*提示された文章:*
****

川べりに1匹でいた痩せた全盲の猫 保護されて、今ではのびのび幸せ家猫ライフ

全盲の猫
「次はなにしようかな」リビングに佇むナンくん(山下さん提供)

 体にハンデを持つ保護動物は、若くても譲渡につながらない現実がある。だが、昨年川べりで保護された全盲のオス猫は、ある女性のハートを瞬時に射抜き、今は家族として幸せに暮らしている。ヤンチャなキャラや、家での生活ぶりについて聞いてみた。

(末尾に写真特集があります)

 埼玉県に住む会社員の山下さん(36)が紹介してくれたのは、サバトラ模様のナンくん。推定1歳半のオス猫だ。

「この子、ハンデがあることを忘れちゃうほど活発なんですよ」

 その言葉通り、ナンくんは居間にあるボールをころころ転がして遊んでいる。

遊び回る姿にときめく

 山下さんがナンくんの存在を知ったのは、昨年の秋。一匹飼いのトラ(メス、4歳)の遊び相手に「もう一匹迎えようか、迎えるなら保護猫がいいね」と夫と話していた。そんな時、たまたま保護猫カフェ「ねこかつ」のインスタグラムにポストされた若い猫の写真が目にとまった。

 “つみれ”と名づけられたその猫は、川越の小畔川沿いに1匹でたたずんでいるところを保護されていた。痩せて、猫風邪が原因で眼球を摘出したという。

「つみれくんは写真でも愛嬌がありましたね。つみれくんにも他の保護猫たちにも、直接会ってみたくなったんです」

2匹の猫
“つみれくん”時代、保護猫カフェで仲間の猫と(ねこかつ提供)

 2月、山下さんが保護猫カフェを訪れると、ナンくんはフロアでほかの猫と一緒に過ごしていた。その姿にはっとなった。

「ひとりぼっちでいるわけでもないし、目が見えてないわりにはよく動いている。いろいろなものを探しながらうろうろする姿がすごく可愛く見えたんですよね。一緒に暮らしたくなって、夫に相談してから、申し込みをしました」

つみれからナンになりノビノビ

 トライアルは4月からスタート。家にきてすぐ、先住のトラちゃんにシャーッと洗礼を受け、しばらく布の下に潜っていたが、夜になるとのこのこ出てきて、食事をしたという。

****

*提示された一覧:*
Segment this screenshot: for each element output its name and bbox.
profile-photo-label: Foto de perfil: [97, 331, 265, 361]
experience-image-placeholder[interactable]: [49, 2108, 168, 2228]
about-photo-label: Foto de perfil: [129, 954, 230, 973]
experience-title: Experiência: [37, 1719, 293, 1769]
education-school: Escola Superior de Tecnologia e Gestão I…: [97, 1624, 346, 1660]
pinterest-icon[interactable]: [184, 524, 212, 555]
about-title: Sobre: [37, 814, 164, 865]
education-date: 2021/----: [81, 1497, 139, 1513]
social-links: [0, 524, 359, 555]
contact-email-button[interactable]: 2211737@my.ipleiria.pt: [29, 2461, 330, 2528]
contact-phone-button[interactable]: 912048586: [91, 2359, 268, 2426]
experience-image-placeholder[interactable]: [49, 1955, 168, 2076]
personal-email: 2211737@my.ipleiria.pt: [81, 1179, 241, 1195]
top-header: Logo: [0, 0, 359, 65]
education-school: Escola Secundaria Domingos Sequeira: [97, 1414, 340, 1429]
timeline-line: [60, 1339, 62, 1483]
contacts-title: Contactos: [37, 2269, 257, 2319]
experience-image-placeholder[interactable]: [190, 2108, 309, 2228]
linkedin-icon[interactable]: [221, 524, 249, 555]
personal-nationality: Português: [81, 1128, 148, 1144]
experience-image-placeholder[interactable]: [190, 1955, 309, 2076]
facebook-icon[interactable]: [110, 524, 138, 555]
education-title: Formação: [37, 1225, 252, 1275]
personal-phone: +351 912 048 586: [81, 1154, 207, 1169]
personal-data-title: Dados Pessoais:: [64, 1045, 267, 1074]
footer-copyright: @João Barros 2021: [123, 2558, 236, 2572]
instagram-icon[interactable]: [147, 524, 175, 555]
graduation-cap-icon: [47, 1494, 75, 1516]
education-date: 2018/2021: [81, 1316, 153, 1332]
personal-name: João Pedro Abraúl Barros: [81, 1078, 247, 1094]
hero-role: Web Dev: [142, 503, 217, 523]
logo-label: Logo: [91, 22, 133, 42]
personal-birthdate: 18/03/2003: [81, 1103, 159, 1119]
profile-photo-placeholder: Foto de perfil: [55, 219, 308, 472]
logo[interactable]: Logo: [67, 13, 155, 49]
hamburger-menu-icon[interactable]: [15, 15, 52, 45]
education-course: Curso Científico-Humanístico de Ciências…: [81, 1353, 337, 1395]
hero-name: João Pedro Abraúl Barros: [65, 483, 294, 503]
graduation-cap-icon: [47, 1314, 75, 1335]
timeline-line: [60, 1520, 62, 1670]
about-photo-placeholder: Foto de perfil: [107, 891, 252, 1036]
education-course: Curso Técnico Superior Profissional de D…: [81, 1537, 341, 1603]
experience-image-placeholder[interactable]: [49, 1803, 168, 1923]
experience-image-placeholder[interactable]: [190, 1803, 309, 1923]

****

*取り組む作業:* 全盲の猫ナンくんの記事を、最後の文の後から書き継ぐこと。 この一覧は、文章とは別の出典から取ったものである。

*作業の結果:*
「ごはんはここ、トイレはここ、と教えるとすぐ覚えました。結婚前にも何匹か猫を飼っていましたが、今までの子と何も変わりません。むしろ順応性が高いようにも感じました」

 グレーの毛色が魚のすり身の「つみれ」を彷彿とさせるため、保護猫カフェではつみれと呼ばれていた。山下さんは家の子になったのを機に、名前を変えることにした。

「わたしは毎年行くほどインドが好き。それでインドにちなんだ名をいくつか考えたんですが、響きも可愛いし美味しそうなのでナンにしたんです(笑)」

 環境変化もなんのその、ナンくんはどんどん家になじみ、毛に艶が出て触り心地がよくなった。寝転がったりタワーに乗ったり、楽しそうに過ごした。昼間には山下さんのベッドのまんなかで手足を伸ばし、ノビノビ~と寝ることも。

2匹の猫
トラちゃん(左)と(山下さん提供)

トラちゃんの身に異変が

 ナンくんがなれていく一方で、トラちゃんの身には少し異変が起きていた。

 もともとシャイで、山下さんの友達や親が来ても逃げるタイプだったが、急にアゴにぷつぷつとニキビができた。その後、口をくちゃくちゃ動かして、ヒクーッと変なしゃっくりをするようになった。

「トラを病院に連れていき調べたら、とくに病気ではなかったのですが、ストレスがかかったのかもしれないと先生に言われました。元気な男子が来て驚いたのかな」

 ナンくんは体格がよく、家にきた時からトラちゃんより大きかった。どうなることかと思ったが、しばらくすると、トラちゃんのしゃっくりが止まったそうだ。そして、ガマンするのはやめましたというように、とっくみあうようになった。

キャットタワーに登る猫
最近はタワーの一番上にも登れるようになった(山下さん提供)

 山下さんは、おおらかに2匹を見守った。今まで何匹も猫を飼ってきたため、危険な状況か否か、判断もついたのだろう。

「もうマングースみたいに仁王立ちになってお互い譲らない。トラは遠慮しないし、ナンも力はある。でもそうしてケンカしながらお互いを認めていき、“ちょうどいい感じ”の距離にいることが多くなりました。うれしかったですね」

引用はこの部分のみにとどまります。